[Rows from a figure dataset]
-- -- --

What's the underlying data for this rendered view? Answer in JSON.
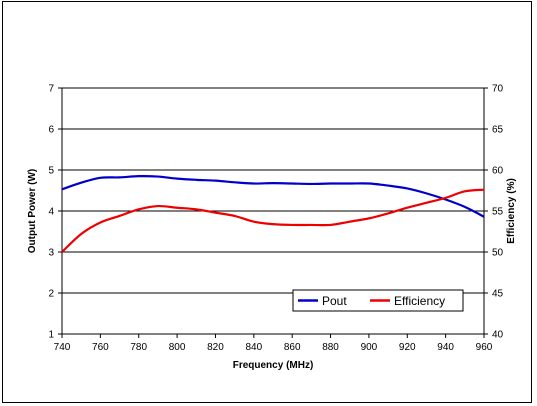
{
  "chart_data": {
    "type": "line",
    "title": "",
    "xlabel": "Frequency (MHz)",
    "ylabel": "Output Power (W)",
    "y2label": "Efficiency (%)",
    "xlim": [
      740,
      960
    ],
    "ylim": [
      1,
      7
    ],
    "y2lim": [
      40,
      70
    ],
    "x_ticks": [
      740,
      760,
      780,
      800,
      820,
      840,
      860,
      880,
      900,
      920,
      940,
      960
    ],
    "y_ticks": [
      1,
      2,
      3,
      4,
      5,
      6,
      7
    ],
    "y2_ticks": [
      40,
      45,
      50,
      55,
      60,
      65,
      70
    ],
    "grid": "horizontal",
    "legend_position": "bottom-right",
    "x": [
      740,
      750,
      760,
      770,
      780,
      790,
      800,
      810,
      820,
      830,
      840,
      850,
      860,
      870,
      880,
      890,
      900,
      910,
      920,
      930,
      940,
      950,
      960
    ],
    "series": [
      {
        "name": "Pout",
        "axis": "left",
        "color": "#0000cc",
        "values": [
          4.53,
          4.69,
          4.81,
          4.82,
          4.85,
          4.84,
          4.79,
          4.76,
          4.74,
          4.7,
          4.67,
          4.68,
          4.67,
          4.66,
          4.67,
          4.67,
          4.67,
          4.62,
          4.55,
          4.43,
          4.28,
          4.1,
          3.86
        ]
      },
      {
        "name": "Efficiency",
        "axis": "right",
        "color": "#ee0000",
        "values": [
          50.0,
          52.2,
          53.6,
          54.4,
          55.2,
          55.6,
          55.4,
          55.2,
          54.8,
          54.4,
          53.7,
          53.4,
          53.3,
          53.3,
          53.3,
          53.7,
          54.1,
          54.7,
          55.4,
          56.0,
          56.6,
          57.4,
          57.6
        ]
      }
    ]
  }
}
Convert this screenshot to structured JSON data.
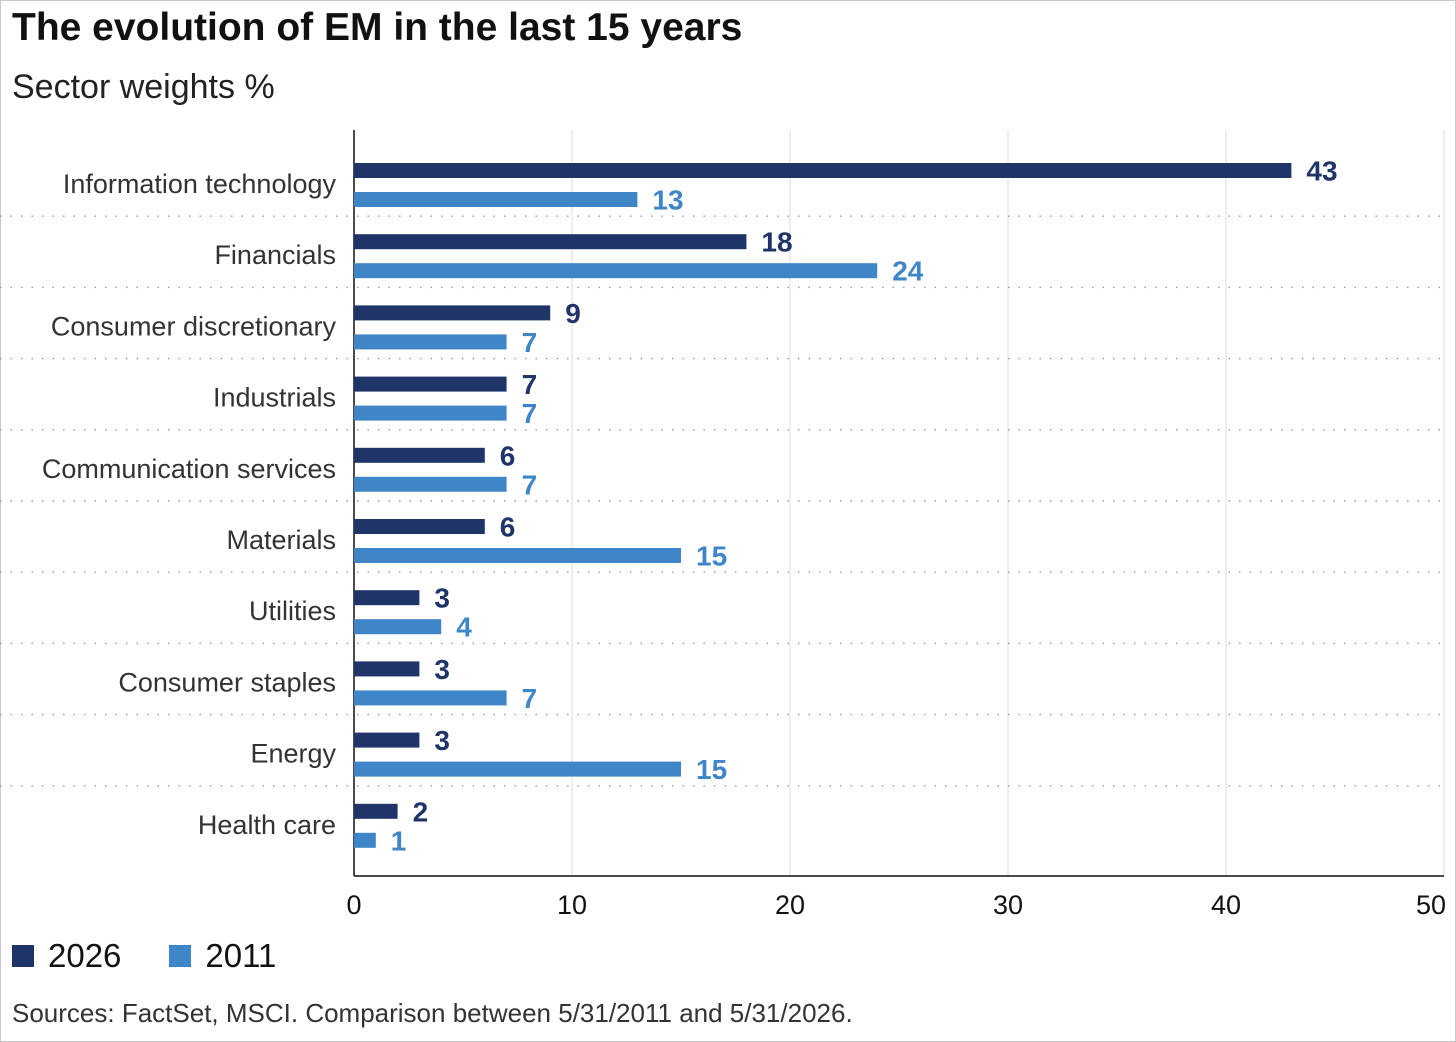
{
  "chart_data": {
    "type": "bar",
    "orientation": "horizontal",
    "title": "The evolution of EM in the last 15 years",
    "subtitle": "Sector weights %",
    "categories": [
      "Information technology",
      "Financials",
      "Consumer discretionary",
      "Industrials",
      "Communication services",
      "Materials",
      "Utilities",
      "Consumer staples",
      "Energy",
      "Health care"
    ],
    "series": [
      {
        "name": "2026",
        "color": "#1f3468",
        "values": [
          43,
          18,
          9,
          7,
          6,
          6,
          3,
          3,
          3,
          2
        ]
      },
      {
        "name": "2011",
        "color": "#3f86c8",
        "values": [
          13,
          24,
          7,
          7,
          7,
          15,
          4,
          7,
          15,
          1
        ]
      }
    ],
    "xlim": [
      0,
      50
    ],
    "xticks": [
      0,
      10,
      20,
      30,
      40,
      50
    ],
    "grid": true,
    "legend_position": "bottom-left",
    "source": "Sources: FactSet, MSCI. Comparison between 5/31/2011 and 5/31/2026."
  }
}
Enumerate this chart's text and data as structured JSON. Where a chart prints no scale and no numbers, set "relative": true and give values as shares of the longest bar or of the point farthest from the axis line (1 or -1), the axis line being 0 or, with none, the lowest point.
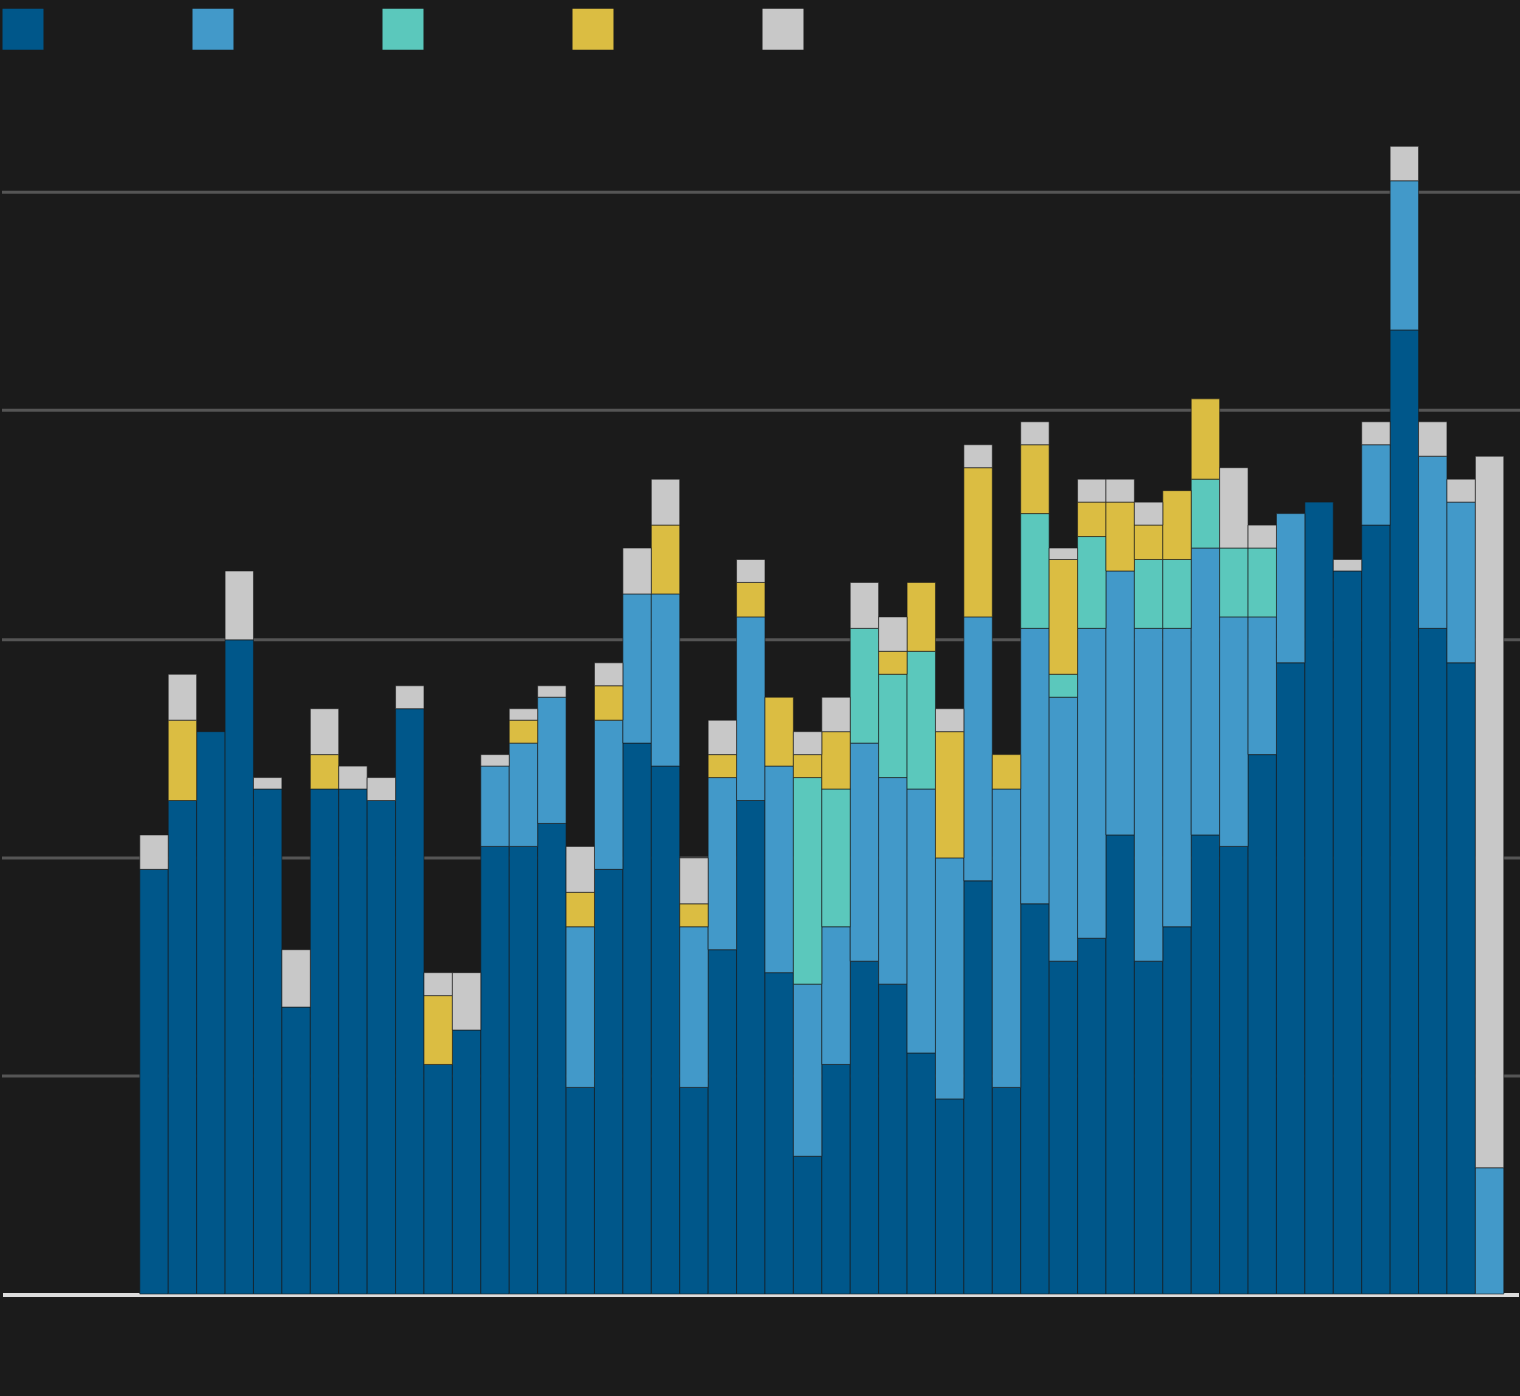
{
  "chart_data": {
    "type": "bar",
    "stacked": true,
    "relative": true,
    "tick_labels": false,
    "categories": [
      null,
      null,
      null,
      null,
      null,
      null,
      null,
      null,
      null,
      null,
      null,
      null,
      null,
      null,
      null,
      null,
      null,
      null,
      null,
      null,
      null,
      null,
      null,
      null,
      null,
      null,
      null,
      null,
      null,
      null,
      null,
      null,
      null,
      null,
      null,
      null,
      null,
      null,
      null,
      null,
      null,
      null,
      null,
      null,
      null,
      null,
      null,
      null
    ],
    "series": [
      {
        "color": "#00578a",
        "values": [
          0.37,
          0.43,
          0.49,
          0.57,
          0.44,
          0.25,
          0.44,
          0.44,
          0.43,
          0.51,
          0.2,
          0.23,
          0.39,
          0.39,
          0.41,
          0.18,
          0.37,
          0.48,
          0.46,
          0.18,
          0.3,
          0.43,
          0.28,
          0.12,
          0.2,
          0.29,
          0.27,
          0.21,
          0.17,
          0.36,
          0.18,
          0.34,
          0.29,
          0.31,
          0.4,
          0.29,
          0.32,
          0.4,
          0.39,
          0.47,
          0.55,
          0.69,
          0.63,
          0.67,
          0.84,
          0.58,
          0.55,
          0
        ]
      },
      {
        "color": "#4299c9",
        "values": [
          0,
          0,
          0,
          0,
          0,
          0,
          0,
          0,
          0,
          0,
          0,
          0,
          0.07,
          0.09,
          0.11,
          0.14,
          0.13,
          0.13,
          0.15,
          0.14,
          0.15,
          0.16,
          0.18,
          0.15,
          0.12,
          0.19,
          0.18,
          0.23,
          0.21,
          0.23,
          0.26,
          0.24,
          0.23,
          0.27,
          0.23,
          0.29,
          0.26,
          0.25,
          0.2,
          0.12,
          0.13,
          0,
          0,
          0.07,
          0.13,
          0.15,
          0.14,
          0.11
        ]
      },
      {
        "color": "#5bc8bc",
        "values": [
          0,
          0,
          0,
          0,
          0,
          0,
          0,
          0,
          0,
          0,
          0,
          0,
          0,
          0,
          0,
          0,
          0,
          0,
          0,
          0,
          0,
          0,
          0,
          0.18,
          0.12,
          0.1,
          0.09,
          0.12,
          0,
          0,
          0,
          0.1,
          0.02,
          0.08,
          0,
          0.06,
          0.06,
          0.06,
          0.06,
          0.06,
          0,
          0,
          0,
          0,
          0,
          0,
          0,
          0
        ]
      },
      {
        "color": "#dbbd42",
        "values": [
          0,
          0.07,
          0,
          0,
          0,
          0,
          0.03,
          0,
          0,
          0,
          0.06,
          0,
          0,
          0.02,
          0,
          0.03,
          0.03,
          0,
          0.06,
          0.02,
          0.02,
          0.03,
          0.06,
          0.02,
          0.05,
          0,
          0.02,
          0.06,
          0.11,
          0.13,
          0.03,
          0.06,
          0.1,
          0.03,
          0.06,
          0.03,
          0.06,
          0.07,
          0,
          0,
          0,
          0,
          0,
          0,
          0,
          0,
          0,
          0
        ]
      },
      {
        "color": "#c8c8c8",
        "values": [
          0.03,
          0.04,
          0,
          0.06,
          0.01,
          0.05,
          0.04,
          0.02,
          0.02,
          0.02,
          0.02,
          0.05,
          0.01,
          0.01,
          0.01,
          0.04,
          0.02,
          0.04,
          0.04,
          0.04,
          0.03,
          0.02,
          0,
          0.02,
          0.03,
          0.04,
          0.03,
          0,
          0.02,
          0.02,
          0,
          0.02,
          0.01,
          0.02,
          0.02,
          0.02,
          0,
          0,
          0.07,
          0.02,
          0,
          0,
          0.01,
          0.02,
          0.03,
          0.03,
          0.02,
          0.62
        ]
      }
    ],
    "ref_lines": [
      {
        "axis": "y",
        "value": 0.96,
        "color": "#555555"
      },
      {
        "axis": "y",
        "value": 0.77,
        "color": "#555555"
      },
      {
        "axis": "y",
        "value": 0.57,
        "color": "#555555"
      },
      {
        "axis": "y",
        "value": 0.38,
        "color": "#555555"
      },
      {
        "axis": "y",
        "value": 0.19,
        "color": "#555555"
      }
    ]
  }
}
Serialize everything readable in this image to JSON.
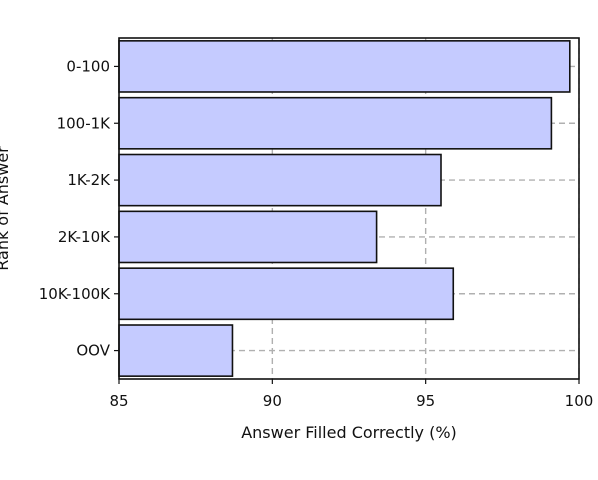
{
  "chart_data": {
    "type": "bar",
    "orientation": "horizontal",
    "categories": [
      "0-100",
      "100-1K",
      "1K-2K",
      "2K-10K",
      "10K-100K",
      "OOV"
    ],
    "values": [
      99.7,
      99.1,
      95.5,
      93.4,
      95.9,
      88.7
    ],
    "xlabel": "Answer Filled Correctly (%)",
    "ylabel": "Rank of Answer",
    "xlim": [
      85,
      100
    ],
    "xticks": [
      "85",
      "90",
      "95",
      "100"
    ],
    "grid": true,
    "bar_color": "#c5cbff",
    "bar_edge_color": "#111111",
    "grid_color": "#b0b0b0"
  }
}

-- -- --

## WHAT YOU ARE ASKED TO DO
Search the entries for the word "ylabel", then gather every line that has it.

## SOLUTION
    "ylabel": "Output Power (W)",
    "ylabel": "Rank of Answer",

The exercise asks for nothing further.